▶ [Task directions]: Below is a listing to transcribe in full and exactly; keep the pictures out.

▶ [Given records]:
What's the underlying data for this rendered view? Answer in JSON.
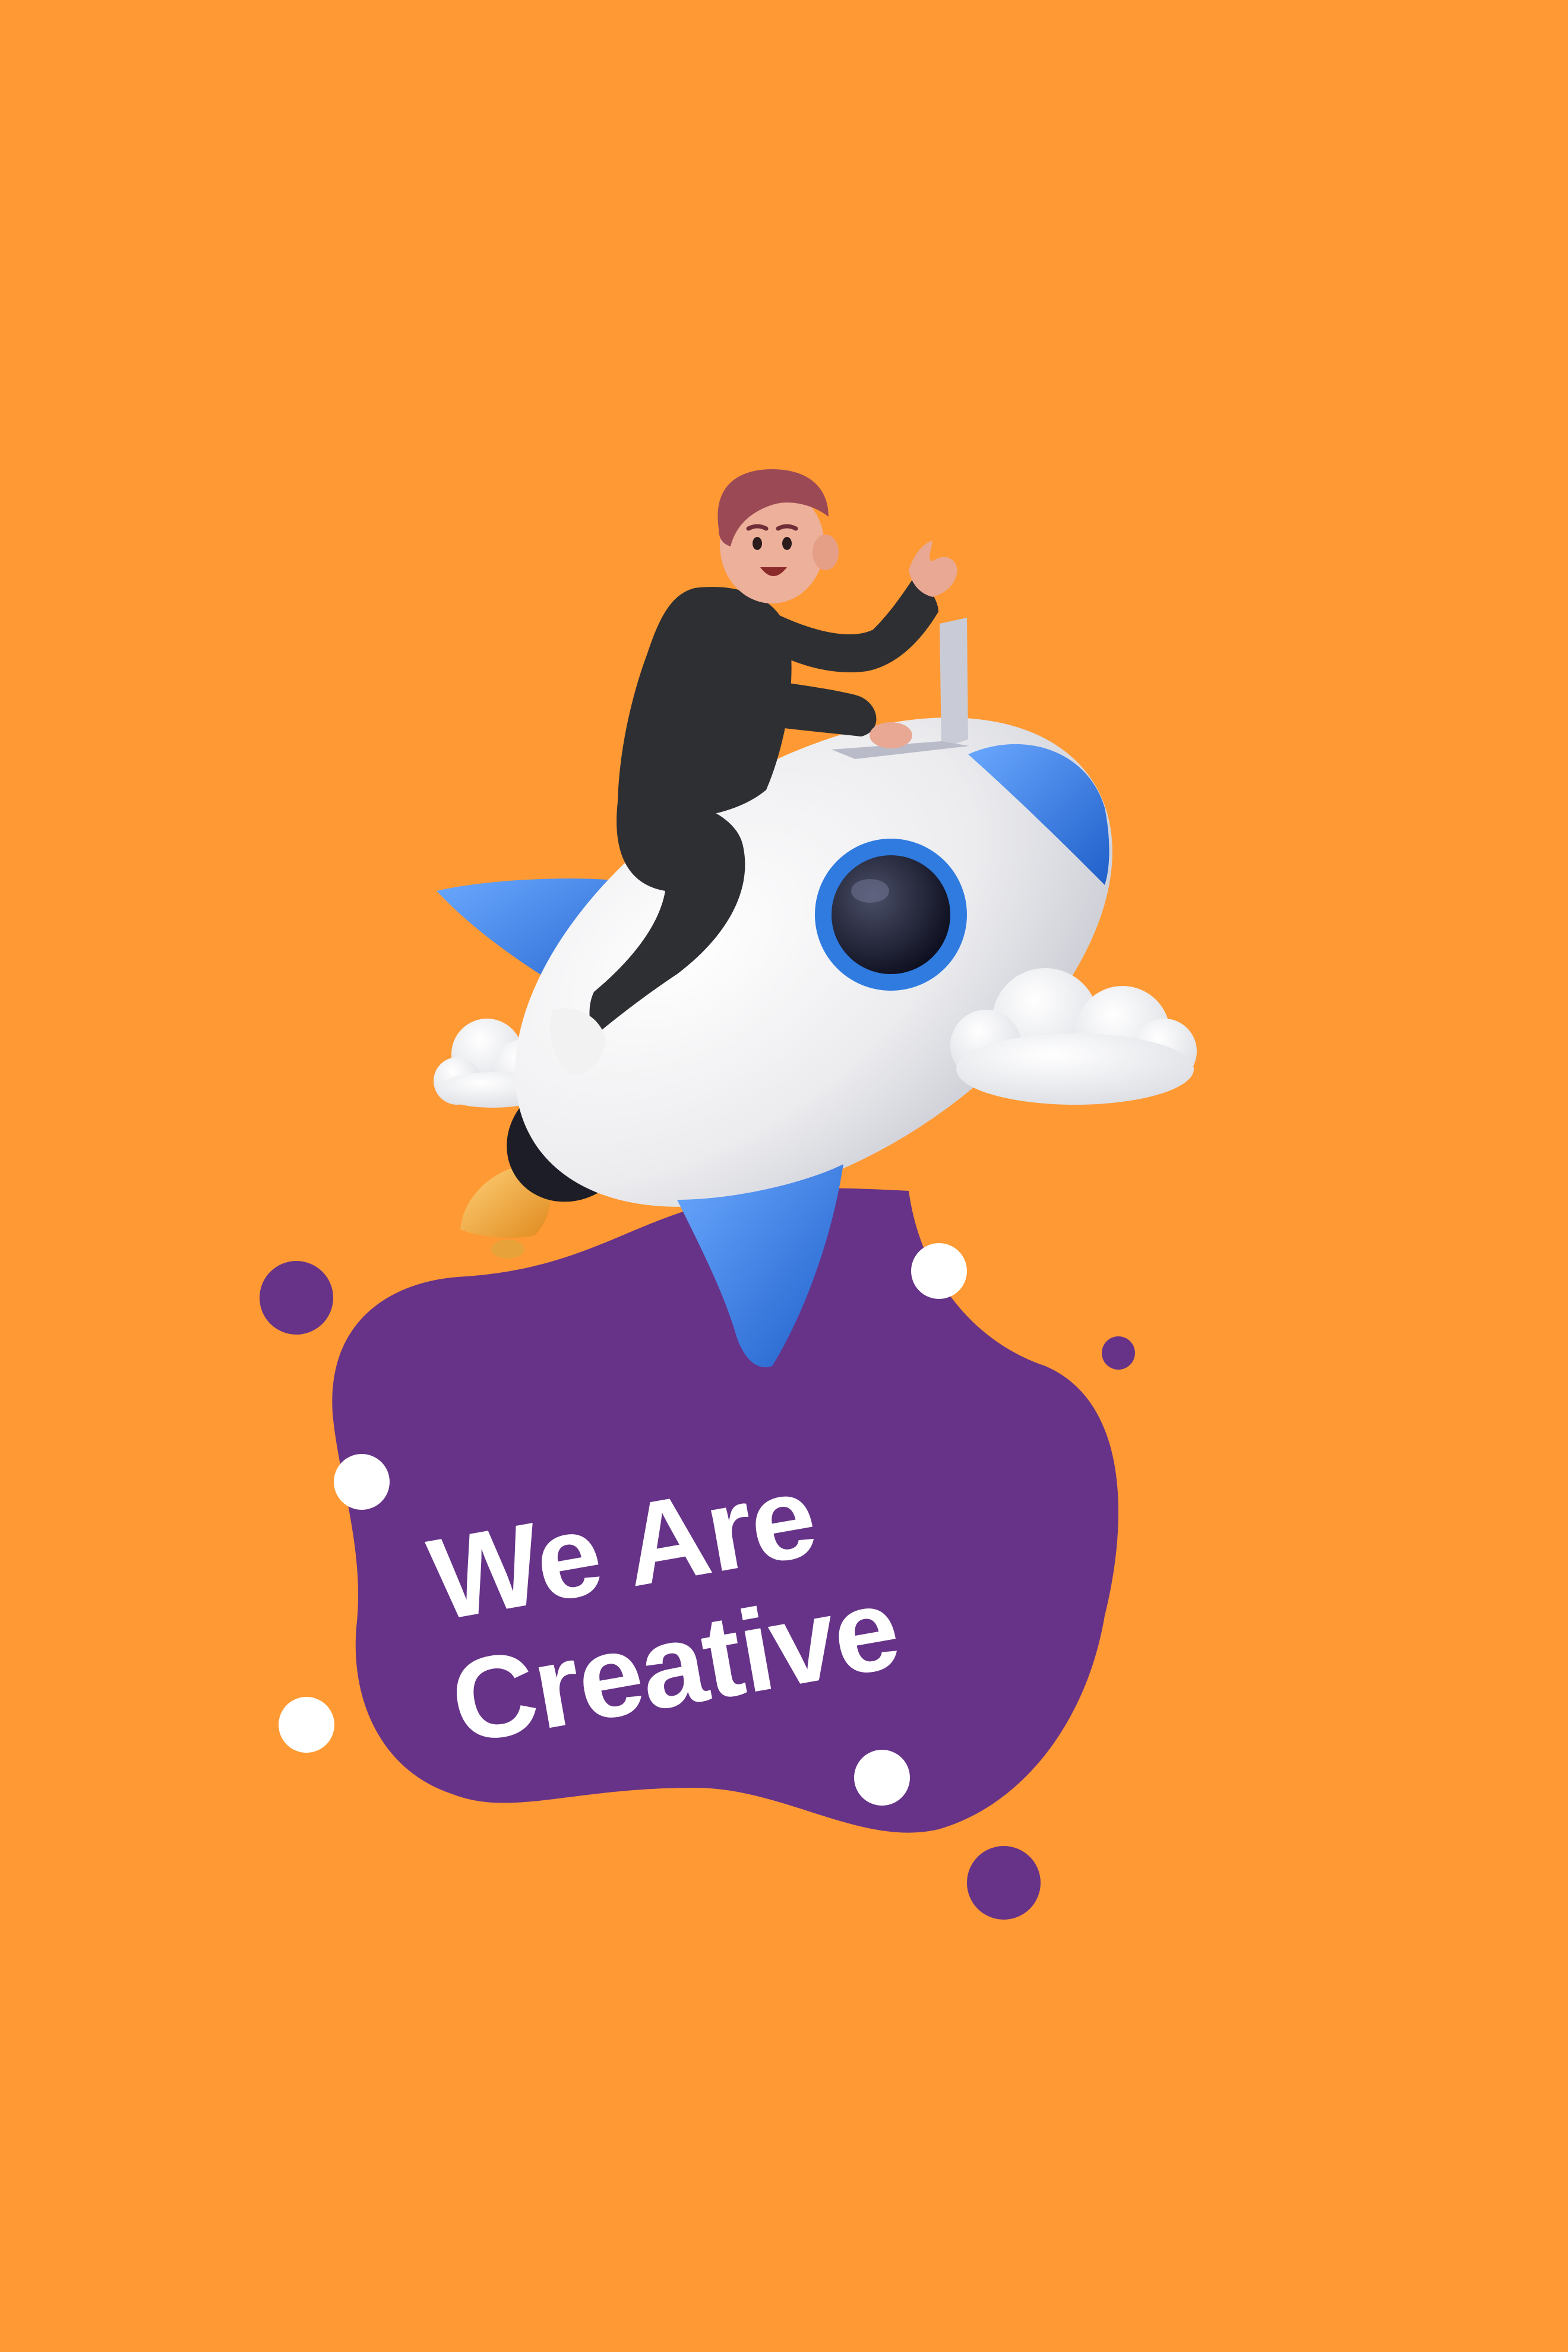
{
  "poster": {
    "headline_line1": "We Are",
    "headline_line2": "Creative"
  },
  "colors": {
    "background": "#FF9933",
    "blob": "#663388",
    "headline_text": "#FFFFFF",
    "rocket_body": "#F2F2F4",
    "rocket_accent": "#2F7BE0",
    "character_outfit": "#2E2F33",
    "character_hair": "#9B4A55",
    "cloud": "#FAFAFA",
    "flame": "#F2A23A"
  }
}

▶ [Output of the task]:
What's the underlying data for this rendered view? Answer in JSON.
{
  "poster": {
    "headline_line1": "We Are",
    "headline_line2": "Creative"
  },
  "colors": {
    "background": "#FF9933",
    "blob": "#663388",
    "headline_text": "#FFFFFF",
    "rocket_body": "#F2F2F4",
    "rocket_accent": "#2F7BE0",
    "character_outfit": "#2E2F33",
    "character_hair": "#9B4A55",
    "cloud": "#FAFAFA",
    "flame": "#F2A23A"
  }
}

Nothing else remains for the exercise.